Request: Compile every line that includes the word "screenshot".

Figure contents as structured data:
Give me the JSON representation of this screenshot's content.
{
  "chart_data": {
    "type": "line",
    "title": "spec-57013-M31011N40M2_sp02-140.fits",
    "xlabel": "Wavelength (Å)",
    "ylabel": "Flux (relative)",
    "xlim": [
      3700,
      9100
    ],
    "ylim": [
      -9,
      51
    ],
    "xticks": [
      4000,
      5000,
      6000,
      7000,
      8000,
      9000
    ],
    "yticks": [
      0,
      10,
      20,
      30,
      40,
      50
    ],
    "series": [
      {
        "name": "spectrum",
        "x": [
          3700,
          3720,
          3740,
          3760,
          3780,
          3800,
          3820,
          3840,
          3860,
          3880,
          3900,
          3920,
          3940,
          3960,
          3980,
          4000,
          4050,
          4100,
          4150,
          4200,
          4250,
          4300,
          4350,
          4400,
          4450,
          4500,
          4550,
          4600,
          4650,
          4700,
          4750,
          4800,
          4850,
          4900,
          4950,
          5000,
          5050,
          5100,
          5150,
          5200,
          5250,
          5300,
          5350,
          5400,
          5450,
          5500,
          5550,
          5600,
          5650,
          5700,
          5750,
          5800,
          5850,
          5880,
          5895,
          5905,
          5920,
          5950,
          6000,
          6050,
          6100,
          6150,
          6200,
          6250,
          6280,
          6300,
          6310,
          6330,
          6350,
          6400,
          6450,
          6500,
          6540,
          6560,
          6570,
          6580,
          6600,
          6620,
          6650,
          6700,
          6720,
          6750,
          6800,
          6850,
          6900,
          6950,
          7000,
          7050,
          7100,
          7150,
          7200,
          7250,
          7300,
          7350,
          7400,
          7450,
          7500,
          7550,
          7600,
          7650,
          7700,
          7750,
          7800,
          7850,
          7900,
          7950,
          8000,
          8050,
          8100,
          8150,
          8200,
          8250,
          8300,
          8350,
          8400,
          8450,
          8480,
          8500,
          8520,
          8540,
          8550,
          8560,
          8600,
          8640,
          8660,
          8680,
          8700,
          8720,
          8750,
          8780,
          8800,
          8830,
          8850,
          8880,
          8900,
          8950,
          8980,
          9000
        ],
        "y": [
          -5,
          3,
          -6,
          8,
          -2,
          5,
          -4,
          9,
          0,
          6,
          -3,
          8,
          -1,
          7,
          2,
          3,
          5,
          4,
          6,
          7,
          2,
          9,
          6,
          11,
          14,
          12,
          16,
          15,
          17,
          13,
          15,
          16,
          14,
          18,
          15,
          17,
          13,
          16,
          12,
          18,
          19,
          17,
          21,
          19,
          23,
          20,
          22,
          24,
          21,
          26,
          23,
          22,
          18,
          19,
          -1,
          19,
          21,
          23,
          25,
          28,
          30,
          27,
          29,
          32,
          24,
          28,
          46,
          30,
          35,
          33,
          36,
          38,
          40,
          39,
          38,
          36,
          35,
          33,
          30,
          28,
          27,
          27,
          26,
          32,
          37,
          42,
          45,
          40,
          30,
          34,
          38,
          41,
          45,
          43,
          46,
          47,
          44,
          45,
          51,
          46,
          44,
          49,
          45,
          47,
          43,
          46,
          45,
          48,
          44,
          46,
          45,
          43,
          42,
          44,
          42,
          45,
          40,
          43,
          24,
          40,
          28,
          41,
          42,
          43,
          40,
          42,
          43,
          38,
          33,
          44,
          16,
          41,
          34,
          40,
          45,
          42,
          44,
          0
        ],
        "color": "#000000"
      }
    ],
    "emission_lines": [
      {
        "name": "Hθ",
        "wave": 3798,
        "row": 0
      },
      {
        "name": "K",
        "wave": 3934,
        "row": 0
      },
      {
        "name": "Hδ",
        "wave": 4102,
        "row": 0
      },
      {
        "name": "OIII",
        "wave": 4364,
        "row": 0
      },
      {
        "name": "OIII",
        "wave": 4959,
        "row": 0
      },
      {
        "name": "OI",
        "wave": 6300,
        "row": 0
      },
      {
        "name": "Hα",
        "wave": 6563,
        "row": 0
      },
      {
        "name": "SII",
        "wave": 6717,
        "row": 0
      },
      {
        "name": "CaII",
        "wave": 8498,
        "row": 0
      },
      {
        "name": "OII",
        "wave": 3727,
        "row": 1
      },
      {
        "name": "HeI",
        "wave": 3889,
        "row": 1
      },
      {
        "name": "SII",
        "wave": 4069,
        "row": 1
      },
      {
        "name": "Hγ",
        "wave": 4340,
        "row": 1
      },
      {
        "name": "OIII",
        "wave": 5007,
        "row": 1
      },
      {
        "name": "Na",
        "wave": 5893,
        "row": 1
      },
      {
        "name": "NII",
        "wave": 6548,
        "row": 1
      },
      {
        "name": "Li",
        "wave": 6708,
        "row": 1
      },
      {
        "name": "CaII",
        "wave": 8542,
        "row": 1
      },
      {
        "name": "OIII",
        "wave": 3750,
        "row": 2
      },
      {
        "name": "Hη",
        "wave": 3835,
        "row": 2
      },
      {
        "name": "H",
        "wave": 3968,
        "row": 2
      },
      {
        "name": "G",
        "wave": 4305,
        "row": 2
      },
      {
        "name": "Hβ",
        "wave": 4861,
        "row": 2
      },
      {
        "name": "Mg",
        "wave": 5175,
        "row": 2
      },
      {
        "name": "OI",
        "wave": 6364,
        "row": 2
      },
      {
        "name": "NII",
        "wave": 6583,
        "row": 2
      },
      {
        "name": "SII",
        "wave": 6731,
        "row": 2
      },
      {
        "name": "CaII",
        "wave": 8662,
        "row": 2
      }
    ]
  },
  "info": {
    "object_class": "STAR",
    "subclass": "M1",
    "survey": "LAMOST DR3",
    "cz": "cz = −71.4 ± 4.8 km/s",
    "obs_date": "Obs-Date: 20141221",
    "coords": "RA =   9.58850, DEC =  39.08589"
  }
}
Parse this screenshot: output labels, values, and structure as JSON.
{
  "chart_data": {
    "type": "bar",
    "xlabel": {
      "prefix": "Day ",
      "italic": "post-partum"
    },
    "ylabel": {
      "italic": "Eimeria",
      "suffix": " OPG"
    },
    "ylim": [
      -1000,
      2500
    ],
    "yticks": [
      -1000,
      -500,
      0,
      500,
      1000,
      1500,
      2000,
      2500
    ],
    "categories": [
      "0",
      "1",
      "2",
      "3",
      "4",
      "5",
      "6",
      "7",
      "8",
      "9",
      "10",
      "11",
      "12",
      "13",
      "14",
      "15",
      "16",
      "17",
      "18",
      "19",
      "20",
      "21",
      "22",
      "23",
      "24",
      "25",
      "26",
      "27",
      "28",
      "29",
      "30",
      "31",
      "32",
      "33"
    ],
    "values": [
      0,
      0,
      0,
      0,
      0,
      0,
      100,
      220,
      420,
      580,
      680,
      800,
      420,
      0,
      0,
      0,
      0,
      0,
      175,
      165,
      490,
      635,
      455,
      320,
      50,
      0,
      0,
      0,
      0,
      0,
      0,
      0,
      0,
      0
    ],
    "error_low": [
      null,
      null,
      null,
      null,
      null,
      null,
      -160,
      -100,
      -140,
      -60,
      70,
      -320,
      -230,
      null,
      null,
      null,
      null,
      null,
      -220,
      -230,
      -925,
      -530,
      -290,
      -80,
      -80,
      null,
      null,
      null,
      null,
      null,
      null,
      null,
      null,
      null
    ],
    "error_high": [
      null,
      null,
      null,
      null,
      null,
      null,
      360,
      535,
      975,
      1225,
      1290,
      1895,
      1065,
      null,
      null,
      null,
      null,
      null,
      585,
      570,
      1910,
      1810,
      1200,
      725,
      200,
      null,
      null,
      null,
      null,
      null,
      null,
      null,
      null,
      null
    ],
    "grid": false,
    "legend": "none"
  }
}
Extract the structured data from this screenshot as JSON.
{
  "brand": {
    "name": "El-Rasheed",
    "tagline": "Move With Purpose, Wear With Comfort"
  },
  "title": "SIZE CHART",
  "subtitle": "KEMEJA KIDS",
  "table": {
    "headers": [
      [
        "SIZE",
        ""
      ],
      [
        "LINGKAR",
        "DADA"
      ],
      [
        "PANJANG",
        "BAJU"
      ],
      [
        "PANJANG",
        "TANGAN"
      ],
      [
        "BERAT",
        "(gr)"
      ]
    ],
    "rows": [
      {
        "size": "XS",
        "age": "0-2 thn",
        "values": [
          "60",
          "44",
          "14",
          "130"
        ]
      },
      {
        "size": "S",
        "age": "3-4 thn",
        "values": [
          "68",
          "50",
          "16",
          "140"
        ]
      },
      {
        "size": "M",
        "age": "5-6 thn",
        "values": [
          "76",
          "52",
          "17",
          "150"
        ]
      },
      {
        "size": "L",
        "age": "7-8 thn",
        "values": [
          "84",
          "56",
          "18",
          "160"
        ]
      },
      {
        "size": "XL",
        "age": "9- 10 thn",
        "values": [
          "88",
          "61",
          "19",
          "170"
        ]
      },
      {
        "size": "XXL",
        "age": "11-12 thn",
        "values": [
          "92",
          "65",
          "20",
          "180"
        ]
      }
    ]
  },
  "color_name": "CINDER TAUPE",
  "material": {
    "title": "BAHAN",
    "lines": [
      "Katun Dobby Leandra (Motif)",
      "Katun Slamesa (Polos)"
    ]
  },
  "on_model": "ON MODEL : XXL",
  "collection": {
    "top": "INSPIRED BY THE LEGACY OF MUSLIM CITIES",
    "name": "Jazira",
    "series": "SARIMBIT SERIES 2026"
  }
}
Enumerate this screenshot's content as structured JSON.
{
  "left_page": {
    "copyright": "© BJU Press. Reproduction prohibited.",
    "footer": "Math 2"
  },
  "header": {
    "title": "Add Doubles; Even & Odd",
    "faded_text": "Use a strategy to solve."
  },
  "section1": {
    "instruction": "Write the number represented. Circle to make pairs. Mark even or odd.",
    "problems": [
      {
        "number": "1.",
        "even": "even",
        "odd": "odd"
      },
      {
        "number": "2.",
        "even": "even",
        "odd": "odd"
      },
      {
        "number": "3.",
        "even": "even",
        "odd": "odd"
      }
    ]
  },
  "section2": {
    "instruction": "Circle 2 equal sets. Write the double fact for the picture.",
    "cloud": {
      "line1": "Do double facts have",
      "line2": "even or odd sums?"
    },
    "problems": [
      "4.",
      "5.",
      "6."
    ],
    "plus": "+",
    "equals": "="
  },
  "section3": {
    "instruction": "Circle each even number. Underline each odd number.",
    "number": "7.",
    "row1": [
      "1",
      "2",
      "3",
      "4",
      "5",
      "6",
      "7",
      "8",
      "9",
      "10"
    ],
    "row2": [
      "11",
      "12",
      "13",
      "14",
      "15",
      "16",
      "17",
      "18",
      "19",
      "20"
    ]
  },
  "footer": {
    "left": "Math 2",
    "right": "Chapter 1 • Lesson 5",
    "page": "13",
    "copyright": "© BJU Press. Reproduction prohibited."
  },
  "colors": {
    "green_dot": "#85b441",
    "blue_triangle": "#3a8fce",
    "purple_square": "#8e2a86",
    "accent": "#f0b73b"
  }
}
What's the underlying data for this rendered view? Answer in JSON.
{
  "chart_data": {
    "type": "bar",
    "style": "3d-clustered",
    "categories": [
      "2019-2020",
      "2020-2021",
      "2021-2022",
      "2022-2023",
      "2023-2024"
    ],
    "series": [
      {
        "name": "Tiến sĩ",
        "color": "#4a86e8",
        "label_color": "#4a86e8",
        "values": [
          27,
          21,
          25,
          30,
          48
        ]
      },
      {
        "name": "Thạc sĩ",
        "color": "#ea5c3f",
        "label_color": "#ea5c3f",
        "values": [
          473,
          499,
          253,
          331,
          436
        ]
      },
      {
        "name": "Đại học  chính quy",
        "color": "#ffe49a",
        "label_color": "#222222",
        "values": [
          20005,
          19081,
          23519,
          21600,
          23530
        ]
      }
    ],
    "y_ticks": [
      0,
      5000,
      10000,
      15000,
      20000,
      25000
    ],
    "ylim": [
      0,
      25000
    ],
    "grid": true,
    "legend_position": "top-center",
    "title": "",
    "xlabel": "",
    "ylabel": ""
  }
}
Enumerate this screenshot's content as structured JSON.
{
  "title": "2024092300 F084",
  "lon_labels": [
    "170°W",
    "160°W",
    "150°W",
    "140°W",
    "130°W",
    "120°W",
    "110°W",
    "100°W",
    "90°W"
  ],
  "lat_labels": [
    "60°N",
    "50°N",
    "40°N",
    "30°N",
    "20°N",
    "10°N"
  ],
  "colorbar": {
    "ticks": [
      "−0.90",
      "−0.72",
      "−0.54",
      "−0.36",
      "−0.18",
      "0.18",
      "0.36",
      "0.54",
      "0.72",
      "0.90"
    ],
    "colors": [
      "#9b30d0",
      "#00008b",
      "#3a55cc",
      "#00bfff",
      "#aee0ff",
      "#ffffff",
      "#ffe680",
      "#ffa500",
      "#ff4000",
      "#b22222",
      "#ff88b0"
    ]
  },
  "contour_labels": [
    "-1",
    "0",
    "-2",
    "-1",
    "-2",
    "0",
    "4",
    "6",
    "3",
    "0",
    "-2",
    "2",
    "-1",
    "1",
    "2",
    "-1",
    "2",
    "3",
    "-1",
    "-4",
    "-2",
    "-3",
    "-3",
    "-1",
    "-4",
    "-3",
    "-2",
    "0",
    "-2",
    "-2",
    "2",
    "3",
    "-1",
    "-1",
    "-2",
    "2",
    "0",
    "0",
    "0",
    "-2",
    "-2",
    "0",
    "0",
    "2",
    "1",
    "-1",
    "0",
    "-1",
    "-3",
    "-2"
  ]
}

Finished exercise:
Give me the JSON representation of this screenshot's content.
Parse this screenshot: output labels, values, and structure as JSON.
Extract the structured data from this screenshot as JSON.
Enumerate this screenshot's content as structured JSON.
Enumerate this screenshot's content as structured JSON.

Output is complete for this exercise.